GIVEN TASK >> Can you copy out every one of the entries below, changing each "Helpful Hints" to "Useful Tips" and leaving everything else as it is?

RECORDS FOR PROCESSING >>
[Start]
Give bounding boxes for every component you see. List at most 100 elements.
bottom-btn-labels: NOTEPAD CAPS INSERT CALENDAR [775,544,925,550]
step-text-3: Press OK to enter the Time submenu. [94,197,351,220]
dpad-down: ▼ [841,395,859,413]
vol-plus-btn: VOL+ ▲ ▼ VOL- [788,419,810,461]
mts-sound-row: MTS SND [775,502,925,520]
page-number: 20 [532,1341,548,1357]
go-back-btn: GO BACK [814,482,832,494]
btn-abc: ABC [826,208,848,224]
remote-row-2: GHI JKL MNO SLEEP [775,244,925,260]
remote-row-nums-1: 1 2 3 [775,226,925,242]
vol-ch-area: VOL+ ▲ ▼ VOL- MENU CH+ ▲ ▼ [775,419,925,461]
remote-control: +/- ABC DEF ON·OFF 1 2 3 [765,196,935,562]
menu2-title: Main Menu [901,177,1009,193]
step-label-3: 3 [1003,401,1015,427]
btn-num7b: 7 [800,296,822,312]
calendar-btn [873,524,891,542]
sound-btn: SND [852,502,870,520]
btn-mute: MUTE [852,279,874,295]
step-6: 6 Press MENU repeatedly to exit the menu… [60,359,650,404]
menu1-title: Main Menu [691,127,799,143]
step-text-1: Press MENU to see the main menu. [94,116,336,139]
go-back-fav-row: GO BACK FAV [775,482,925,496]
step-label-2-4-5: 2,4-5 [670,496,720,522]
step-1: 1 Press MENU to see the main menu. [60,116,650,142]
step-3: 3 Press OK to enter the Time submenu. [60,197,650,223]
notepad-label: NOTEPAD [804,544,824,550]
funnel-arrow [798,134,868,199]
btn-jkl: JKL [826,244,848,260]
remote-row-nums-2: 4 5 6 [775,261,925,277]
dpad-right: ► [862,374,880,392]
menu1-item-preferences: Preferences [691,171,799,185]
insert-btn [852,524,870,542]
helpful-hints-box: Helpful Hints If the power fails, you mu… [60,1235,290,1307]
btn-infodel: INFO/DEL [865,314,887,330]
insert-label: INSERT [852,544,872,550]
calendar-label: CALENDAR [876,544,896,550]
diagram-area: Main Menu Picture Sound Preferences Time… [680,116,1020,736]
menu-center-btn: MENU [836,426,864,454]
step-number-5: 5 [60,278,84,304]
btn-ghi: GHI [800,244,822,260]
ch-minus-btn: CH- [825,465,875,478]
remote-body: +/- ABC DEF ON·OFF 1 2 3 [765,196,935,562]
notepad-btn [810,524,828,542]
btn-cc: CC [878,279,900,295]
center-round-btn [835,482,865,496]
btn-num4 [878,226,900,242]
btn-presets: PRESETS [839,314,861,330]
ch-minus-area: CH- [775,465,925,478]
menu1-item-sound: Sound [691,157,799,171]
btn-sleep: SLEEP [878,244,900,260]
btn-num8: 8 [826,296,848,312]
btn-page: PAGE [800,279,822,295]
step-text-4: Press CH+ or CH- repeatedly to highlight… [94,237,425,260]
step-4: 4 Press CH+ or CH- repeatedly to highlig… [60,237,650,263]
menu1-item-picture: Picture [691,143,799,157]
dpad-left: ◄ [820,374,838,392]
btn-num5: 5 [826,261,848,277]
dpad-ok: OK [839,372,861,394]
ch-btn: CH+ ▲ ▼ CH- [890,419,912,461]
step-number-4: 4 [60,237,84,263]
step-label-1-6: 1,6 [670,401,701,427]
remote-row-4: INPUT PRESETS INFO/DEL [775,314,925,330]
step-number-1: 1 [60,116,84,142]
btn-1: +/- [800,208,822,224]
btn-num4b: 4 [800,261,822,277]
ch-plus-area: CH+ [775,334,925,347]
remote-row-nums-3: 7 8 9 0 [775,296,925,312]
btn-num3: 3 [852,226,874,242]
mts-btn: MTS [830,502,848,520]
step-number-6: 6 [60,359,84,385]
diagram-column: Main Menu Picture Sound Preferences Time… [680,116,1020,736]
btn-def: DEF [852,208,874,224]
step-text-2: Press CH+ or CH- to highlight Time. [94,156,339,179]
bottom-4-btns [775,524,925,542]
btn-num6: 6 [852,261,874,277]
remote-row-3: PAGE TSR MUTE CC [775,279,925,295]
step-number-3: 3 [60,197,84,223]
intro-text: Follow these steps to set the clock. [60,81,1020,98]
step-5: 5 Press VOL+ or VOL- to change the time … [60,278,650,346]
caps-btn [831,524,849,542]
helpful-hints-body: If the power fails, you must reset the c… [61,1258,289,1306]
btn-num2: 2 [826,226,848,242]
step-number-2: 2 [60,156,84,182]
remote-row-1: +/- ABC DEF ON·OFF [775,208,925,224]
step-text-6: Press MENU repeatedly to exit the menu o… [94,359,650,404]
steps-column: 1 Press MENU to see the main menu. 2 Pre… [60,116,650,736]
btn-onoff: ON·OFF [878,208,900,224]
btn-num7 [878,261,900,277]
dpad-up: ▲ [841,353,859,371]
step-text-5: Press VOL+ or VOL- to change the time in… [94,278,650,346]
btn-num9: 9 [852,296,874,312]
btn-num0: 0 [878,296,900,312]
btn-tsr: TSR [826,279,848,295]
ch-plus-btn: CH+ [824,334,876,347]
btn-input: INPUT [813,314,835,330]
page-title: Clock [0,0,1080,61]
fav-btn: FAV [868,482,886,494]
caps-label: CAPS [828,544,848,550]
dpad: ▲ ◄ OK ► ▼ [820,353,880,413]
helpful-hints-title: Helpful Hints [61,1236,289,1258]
[End]
EXERCISE ANSWER >>
Give bounding boxes for every component you see. List at most 100 elements.
bottom-btn-labels: NOTEPAD CAPS INSERT CALENDAR [775,544,925,550]
step-text-3: Press OK to enter the Time submenu. [94,197,351,220]
dpad-down: ▼ [841,395,859,413]
vol-plus-btn: VOL+ ▲ ▼ VOL- [788,419,810,461]
mts-sound-row: MTS SND [775,502,925,520]
page-number: 20 [532,1341,548,1357]
go-back-btn: GO BACK [814,482,832,494]
btn-abc: ABC [826,208,848,224]
remote-row-2: GHI JKL MNO SLEEP [775,244,925,260]
remote-row-nums-1: 1 2 3 [775,226,925,242]
vol-ch-area: VOL+ ▲ ▼ VOL- MENU CH+ ▲ ▼ [775,419,925,461]
remote-control: +/- ABC DEF ON·OFF 1 2 3 [765,196,935,562]
menu2-title: Main Menu [901,177,1009,193]
step-label-3: 3 [1003,401,1015,427]
btn-num7b: 7 [800,296,822,312]
calendar-btn [873,524,891,542]
sound-btn: SND [852,502,870,520]
btn-mute: MUTE [852,279,874,295]
step-6: 6 Press MENU repeatedly to exit the menu… [60,359,650,404]
menu1-title: Main Menu [691,127,799,143]
step-text-1: Press MENU to see the main menu. [94,116,336,139]
go-back-fav-row: GO BACK FAV [775,482,925,496]
step-label-2-4-5: 2,4-5 [670,496,720,522]
step-1: 1 Press MENU to see the main menu. [60,116,650,142]
step-3: 3 Press OK to enter the Time submenu. [60,197,650,223]
notepad-label: NOTEPAD [804,544,824,550]
funnel-arrow [798,134,868,199]
btn-jkl: JKL [826,244,848,260]
remote-row-nums-2: 4 5 6 [775,261,925,277]
dpad-right: ► [862,374,880,392]
menu1-item-preferences: Preferences [691,171,799,185]
insert-btn [852,524,870,542]
helpful-hints-box: Useful Tips If the power fails, you mu… [60,1235,290,1307]
btn-infodel: INFO/DEL [865,314,887,330]
insert-label: INSERT [852,544,872,550]
calendar-label: CALENDAR [876,544,896,550]
diagram-area: Main Menu Picture Sound Preferences Time… [680,116,1020,736]
menu-center-btn: MENU [836,426,864,454]
step-number-5: 5 [60,278,84,304]
btn-ghi: GHI [800,244,822,260]
ch-minus-btn: CH- [825,465,875,478]
remote-body: +/- ABC DEF ON·OFF 1 2 3 [765,196,935,562]
notepad-btn [810,524,828,542]
btn-cc: CC [878,279,900,295]
center-round-btn [835,482,865,496]
btn-num4 [878,226,900,242]
btn-presets: PRESETS [839,314,861,330]
ch-minus-area: CH- [775,465,925,478]
menu1-item-sound: Sound [691,157,799,171]
btn-sleep: SLEEP [878,244,900,260]
btn-num8: 8 [826,296,848,312]
btn-page: PAGE [800,279,822,295]
step-text-4: Press CH+ or CH- repeatedly to highlight… [94,237,425,260]
step-4: 4 Press CH+ or CH- repeatedly to highlig… [60,237,650,263]
menu1-item-picture: Picture [691,143,799,157]
dpad-left: ◄ [820,374,838,392]
btn-num5: 5 [826,261,848,277]
dpad-ok: OK [839,372,861,394]
ch-btn: CH+ ▲ ▼ CH- [890,419,912,461]
step-number-4: 4 [60,237,84,263]
step-label-1-6: 1,6 [670,401,701,427]
remote-row-4: INPUT PRESETS INFO/DEL [775,314,925,330]
step-number-1: 1 [60,116,84,142]
btn-1: +/- [800,208,822,224]
btn-num4b: 4 [800,261,822,277]
ch-plus-area: CH+ [775,334,925,347]
remote-row-nums-3: 7 8 9 0 [775,296,925,312]
btn-num3: 3 [852,226,874,242]
mts-btn: MTS [830,502,848,520]
step-number-6: 6 [60,359,84,385]
diagram-column: Main Menu Picture Sound Preferences Time… [680,116,1020,736]
btn-def: DEF [852,208,874,224]
step-text-2: Press CH+ or CH- to highlight Time. [94,156,339,179]
bottom-4-btns [775,524,925,542]
btn-num6: 6 [852,261,874,277]
remote-row-3: PAGE TSR MUTE CC [775,279,925,295]
step-number-3: 3 [60,197,84,223]
intro-text: Follow these steps to set the clock. [60,81,1020,98]
step-5: 5 Press VOL+ or VOL- to change the time … [60,278,650,346]
caps-btn [831,524,849,542]
helpful-hints-body: If the power fails, you must reset the c… [61,1258,289,1306]
btn-num2: 2 [826,226,848,242]
step-number-2: 2 [60,156,84,182]
remote-row-1: +/- ABC DEF ON·OFF [775,208,925,224]
step-text-6: Press MENU repeatedly to exit the menu o… [94,359,650,404]
steps-column: 1 Press MENU to see the main menu. 2 Pre… [60,116,650,736]
btn-onoff: ON·OFF [878,208,900,224]
btn-num7 [878,261,900,277]
dpad-up: ▲ [841,353,859,371]
step-text-5: Press VOL+ or VOL- to change the time in… [94,278,650,346]
btn-num9: 9 [852,296,874,312]
btn-num0: 0 [878,296,900,312]
btn-tsr: TSR [826,279,848,295]
ch-plus-btn: CH+ [824,334,876,347]
btn-input: INPUT [813,314,835,330]
page-title: Clock [0,0,1080,61]
fav-btn: FAV [868,482,886,494]
caps-label: CAPS [828,544,848,550]
dpad: ▲ ◄ OK ► ▼ [820,353,880,413]
helpful-hints-title: Useful Tips [61,1236,289,1258]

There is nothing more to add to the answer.